** Exercise aim **
Give the number of lines in the records below that include "loss", and nothing more.

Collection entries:
= = = =
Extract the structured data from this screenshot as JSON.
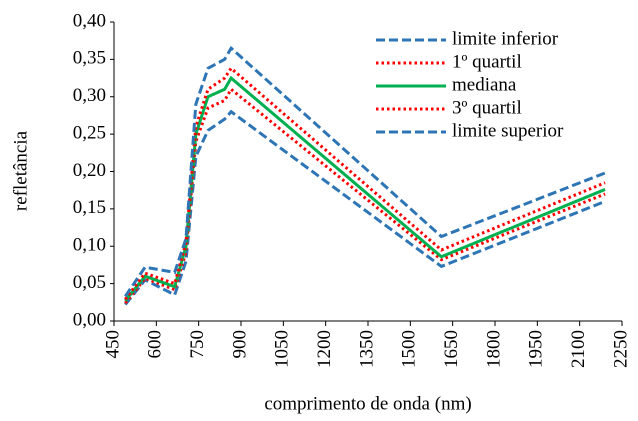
{
  "chart_data": {
    "type": "line",
    "x_label": "comprimento de onda (nm)",
    "y_label": "refletância",
    "x": [
      490,
      560,
      665,
      705,
      740,
      783,
      842,
      865,
      1610,
      2190
    ],
    "series": [
      {
        "name": "limite inferior",
        "color": "#2e75b6",
        "style": "dashed",
        "values": [
          0.022,
          0.055,
          0.035,
          0.08,
          0.22,
          0.255,
          0.27,
          0.28,
          0.073,
          0.16
        ]
      },
      {
        "name": "1º quartil",
        "color": "#ff0000",
        "style": "dotted",
        "values": [
          0.024,
          0.057,
          0.042,
          0.092,
          0.24,
          0.285,
          0.295,
          0.31,
          0.082,
          0.17
        ]
      },
      {
        "name": "mediana",
        "color": "#00b050",
        "style": "solid",
        "values": [
          0.027,
          0.06,
          0.046,
          0.1,
          0.25,
          0.3,
          0.31,
          0.325,
          0.086,
          0.176
        ]
      },
      {
        "name": "3º quartil",
        "color": "#ff0000",
        "style": "dotted",
        "values": [
          0.029,
          0.064,
          0.05,
          0.105,
          0.26,
          0.31,
          0.325,
          0.338,
          0.095,
          0.185
        ]
      },
      {
        "name": "limite superior",
        "color": "#2e75b6",
        "style": "dashed",
        "values": [
          0.033,
          0.072,
          0.065,
          0.11,
          0.29,
          0.338,
          0.35,
          0.365,
          0.113,
          0.198
        ]
      }
    ],
    "xlim": [
      450,
      2250
    ],
    "xticks": [
      450,
      600,
      750,
      900,
      1050,
      1200,
      1350,
      1500,
      1650,
      1800,
      1950,
      2100,
      2250
    ],
    "ylim": [
      0,
      0.4
    ],
    "yticks": [
      {
        "value": 0,
        "label": "0,00"
      },
      {
        "value": 0.05,
        "label": "0,05"
      },
      {
        "value": 0.1,
        "label": "0,10"
      },
      {
        "value": 0.15,
        "label": "0,15"
      },
      {
        "value": 0.2,
        "label": "0,20"
      },
      {
        "value": 0.25,
        "label": "0,25"
      },
      {
        "value": 0.3,
        "label": "0,30"
      },
      {
        "value": 0.35,
        "label": "0,35"
      },
      {
        "value": 0.4,
        "label": "0,40"
      }
    ],
    "grid": false,
    "legend": "top-right"
  }
}
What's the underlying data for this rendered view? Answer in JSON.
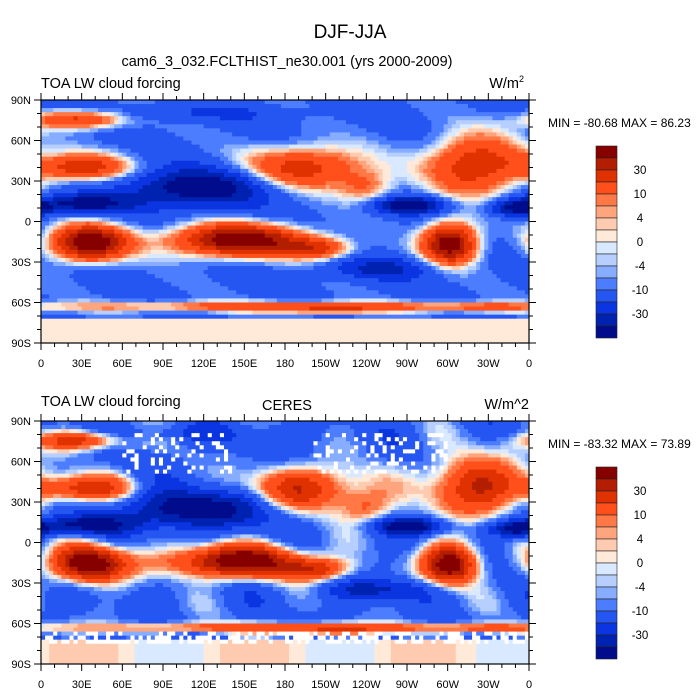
{
  "figure_title": "DJF-JJA",
  "panels": [
    {
      "left_title": "TOA LW cloud forcing",
      "center_title": "cam6_3_032.FCLTHIST_ne30.001 (yrs 2000-2009)",
      "units": "W/m",
      "units_superscript": "2",
      "stats": "MIN = -80.68 MAX =  86.23"
    },
    {
      "left_title": "TOA LW cloud forcing",
      "center_title": "CERES",
      "units": "W/m^2",
      "units_superscript": "",
      "stats": "MIN = -83.32 MAX =  73.89"
    }
  ],
  "lat_labels": [
    "90N",
    "60N",
    "30N",
    "0",
    "30S",
    "60S",
    "90S"
  ],
  "lon_labels": [
    "0",
    "30E",
    "60E",
    "90E",
    "120E",
    "150E",
    "180",
    "150W",
    "120W",
    "90W",
    "60W",
    "30W",
    "0"
  ],
  "colorbar": {
    "labels": [
      "30",
      "10",
      "4",
      "0",
      "-4",
      "-10",
      "-30"
    ],
    "colors": [
      "#870000",
      "#b31e00",
      "#e03200",
      "#ff4f1a",
      "#ff7845",
      "#ffa57e",
      "#ffcbb0",
      "#ffeada",
      "#d9e9ff",
      "#b6cfff",
      "#86adff",
      "#4d7dff",
      "#2656f2",
      "#0a35e0",
      "#0022b0",
      "#000c8c"
    ],
    "missing_color": "#ffffff"
  }
}
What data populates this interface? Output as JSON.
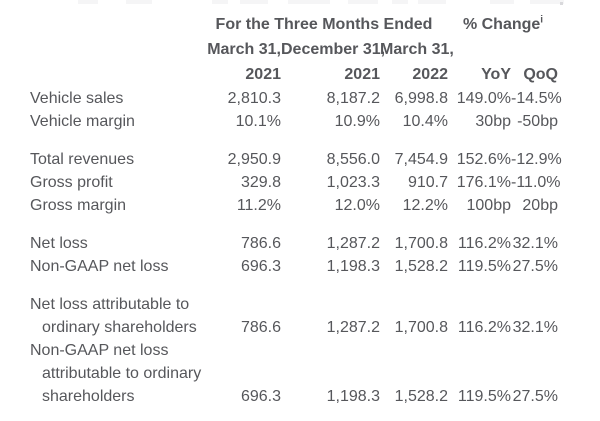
{
  "colors": {
    "text": "#56575B",
    "background": "#FFFFFF"
  },
  "table": {
    "header": {
      "group_period": "For the Three Months Ended",
      "group_change": "% Change",
      "change_footnote": "i",
      "period_cols": [
        "March 31,",
        "December 31,",
        "March 31,"
      ],
      "year_cols": [
        "2021",
        "2021",
        "2022"
      ],
      "change_cols": [
        "YoY",
        "QoQ"
      ]
    },
    "rows": [
      {
        "label": "Vehicle sales",
        "indent": false,
        "values": [
          "2,810.3",
          "8,187.2",
          "6,998.8",
          "149.0%",
          "-14.5%"
        ]
      },
      {
        "label": "Vehicle margin",
        "indent": false,
        "values": [
          "10.1%",
          "10.9%",
          "10.4%",
          "30bp",
          "-50bp"
        ]
      },
      {
        "spacer": true
      },
      {
        "label": "Total revenues",
        "indent": false,
        "values": [
          "2,950.9",
          "8,556.0",
          "7,454.9",
          "152.6%",
          "-12.9%"
        ]
      },
      {
        "label": "Gross profit",
        "indent": false,
        "values": [
          "329.8",
          "1,023.3",
          "910.7",
          "176.1%",
          "-11.0%"
        ]
      },
      {
        "label": "Gross margin",
        "indent": false,
        "values": [
          "11.2%",
          "12.0%",
          "12.2%",
          "100bp",
          "20bp"
        ]
      },
      {
        "spacer": true
      },
      {
        "label": "Net loss",
        "indent": false,
        "values": [
          "786.6",
          "1,287.2",
          "1,700.8",
          "116.2%",
          "32.1%"
        ]
      },
      {
        "label": "Non-GAAP net loss",
        "indent": false,
        "values": [
          "696.3",
          "1,198.3",
          "1,528.2",
          "119.5%",
          "27.5%"
        ]
      },
      {
        "spacer": true
      },
      {
        "label": "Net loss attributable to",
        "indent": false
      },
      {
        "label": "ordinary shareholders",
        "indent": true,
        "values": [
          "786.6",
          "1,287.2",
          "1,700.8",
          "116.2%",
          "32.1%"
        ]
      },
      {
        "label": "Non-GAAP net loss",
        "indent": false
      },
      {
        "label": "attributable to ordinary",
        "indent": true
      },
      {
        "label": "shareholders",
        "indent": true,
        "values": [
          "696.3",
          "1,198.3",
          "1,528.2",
          "119.5%",
          "27.5%"
        ]
      }
    ]
  }
}
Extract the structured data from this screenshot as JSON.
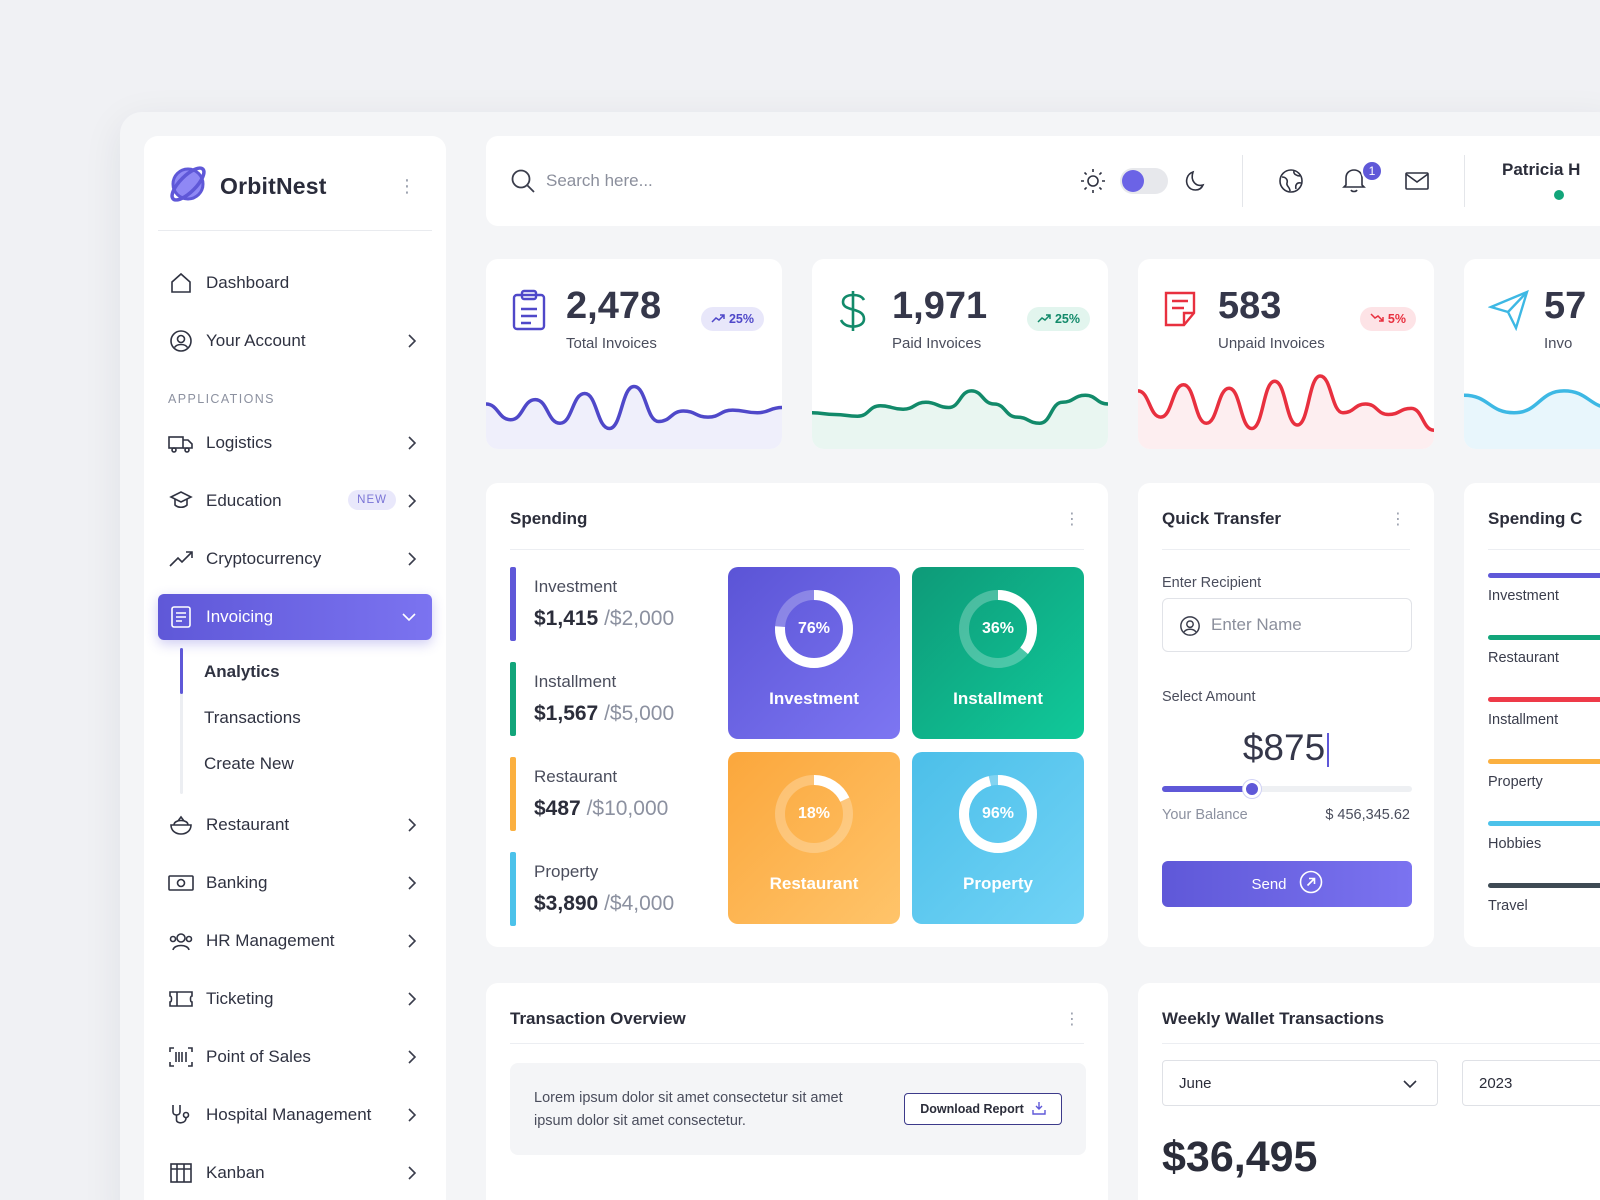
{
  "brand": {
    "name": "OrbitNest"
  },
  "sidebar": {
    "section_label": "APPLICATIONS",
    "items": [
      {
        "label": "Dashboard",
        "icon": "home-icon"
      },
      {
        "label": "Your Account",
        "icon": "user-circle-icon"
      },
      {
        "label": "Logistics",
        "icon": "truck-icon"
      },
      {
        "label": "Education",
        "icon": "graduation-icon",
        "badge": "NEW"
      },
      {
        "label": "Cryptocurrency",
        "icon": "trend-up-icon"
      },
      {
        "label": "Invoicing",
        "icon": "invoice-icon",
        "active": true
      },
      {
        "label": "Restaurant",
        "icon": "food-bowl-icon"
      },
      {
        "label": "Banking",
        "icon": "cash-icon"
      },
      {
        "label": "HR Management",
        "icon": "users-icon"
      },
      {
        "label": "Ticketing",
        "icon": "ticket-icon"
      },
      {
        "label": "Point of Sales",
        "icon": "barcode-icon"
      },
      {
        "label": "Hospital Management",
        "icon": "stethoscope-icon"
      },
      {
        "label": "Kanban",
        "icon": "kanban-icon"
      }
    ],
    "invoicing_sub": [
      "Analytics",
      "Transactions",
      "Create New"
    ]
  },
  "topbar": {
    "search_placeholder": "Search here...",
    "notification_count": "1",
    "user_name": "Patricia H"
  },
  "stats": [
    {
      "value": "2,478",
      "label": "Total Invoices",
      "change": "25%",
      "trend": "up",
      "color": "#4f48c9",
      "fill": "#efeffb",
      "pill_bg": "#e8e7fa",
      "pill_fg": "#4f48c9",
      "series": [
        40,
        22,
        45,
        18,
        52,
        12,
        60,
        20,
        32,
        25,
        33,
        30,
        36
      ]
    },
    {
      "value": "1,971",
      "label": "Paid Invoices",
      "change": "25%",
      "trend": "up",
      "color": "#128a6a",
      "fill": "#e9f6f1",
      "pill_bg": "#e2f5ee",
      "pill_fg": "#128a6a",
      "series": [
        30,
        28,
        26,
        38,
        34,
        42,
        36,
        55,
        40,
        25,
        18,
        42,
        50,
        40
      ]
    },
    {
      "value": "583",
      "label": "Unpaid Invoices",
      "change": "5%",
      "trend": "down",
      "color": "#e8303f",
      "fill": "#fdeef0",
      "pill_bg": "#fde3e6",
      "pill_fg": "#e8303f",
      "series": [
        55,
        25,
        62,
        18,
        58,
        12,
        66,
        16,
        72,
        30,
        40,
        28,
        35,
        10
      ]
    },
    {
      "value": "57",
      "label": "Invo",
      "color": "#3db8e4",
      "fill": "#e8f6fc",
      "series": [
        50,
        30,
        55,
        35
      ]
    }
  ],
  "spending": {
    "title": "Spending",
    "rows": [
      {
        "name": "Investment",
        "amount": "$1,415",
        "limit": "/$2,000",
        "color": "#5f58d8"
      },
      {
        "name": "Installment",
        "amount": "$1,567",
        "limit": "/$5,000",
        "color": "#12a57a"
      },
      {
        "name": "Restaurant",
        "amount": "$487",
        "limit": "/$10,000",
        "color": "#fbb040"
      },
      {
        "name": "Property",
        "amount": "$3,890",
        "limit": "/$4,000",
        "color": "#4cc2ea"
      }
    ],
    "tiles": [
      {
        "name": "Investment",
        "percent": "76%",
        "progress": 0.76,
        "from": "#5b54d6",
        "to": "#7d76f2"
      },
      {
        "name": "Installment",
        "percent": "36%",
        "progress": 0.36,
        "from": "#0e9a78",
        "to": "#10c99a"
      },
      {
        "name": "Restaurant",
        "percent": "18%",
        "progress": 0.18,
        "from": "#fba73c",
        "to": "#ffc46a"
      },
      {
        "name": "Property",
        "percent": "96%",
        "progress": 0.96,
        "from": "#4cbfe9",
        "to": "#71d3f6"
      }
    ]
  },
  "quick_transfer": {
    "title": "Quick Transfer",
    "recipient_label": "Enter Recipient",
    "recipient_placeholder": "Enter Name",
    "amount_label": "Select Amount",
    "amount": "$875",
    "slider_level": 0.36,
    "balance_label": "Your Balance",
    "balance_value": "$ 456,345.62",
    "send_label": "Send"
  },
  "spending_categories": {
    "title": "Spending C",
    "items": [
      {
        "name": "Investment",
        "color": "#5f58d8"
      },
      {
        "name": "Restaurant",
        "color": "#12a57a"
      },
      {
        "name": "Installment",
        "color": "#ee3a48"
      },
      {
        "name": "Property",
        "color": "#fbb040"
      },
      {
        "name": "Hobbies",
        "color": "#4cc2ea"
      },
      {
        "name": "Travel",
        "color": "#3e4a54"
      }
    ]
  },
  "transaction_overview": {
    "title": "Transaction Overview",
    "text": "Lorem ipsum dolor sit amet consectetur sit amet ipsum dolor sit amet consectetur.",
    "download_label": "Download Report"
  },
  "weekly_wallet": {
    "title": "Weekly Wallet Transactions",
    "month": "June",
    "year": "2023",
    "total": "$36,495"
  }
}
= = = =
** Worked answer **
4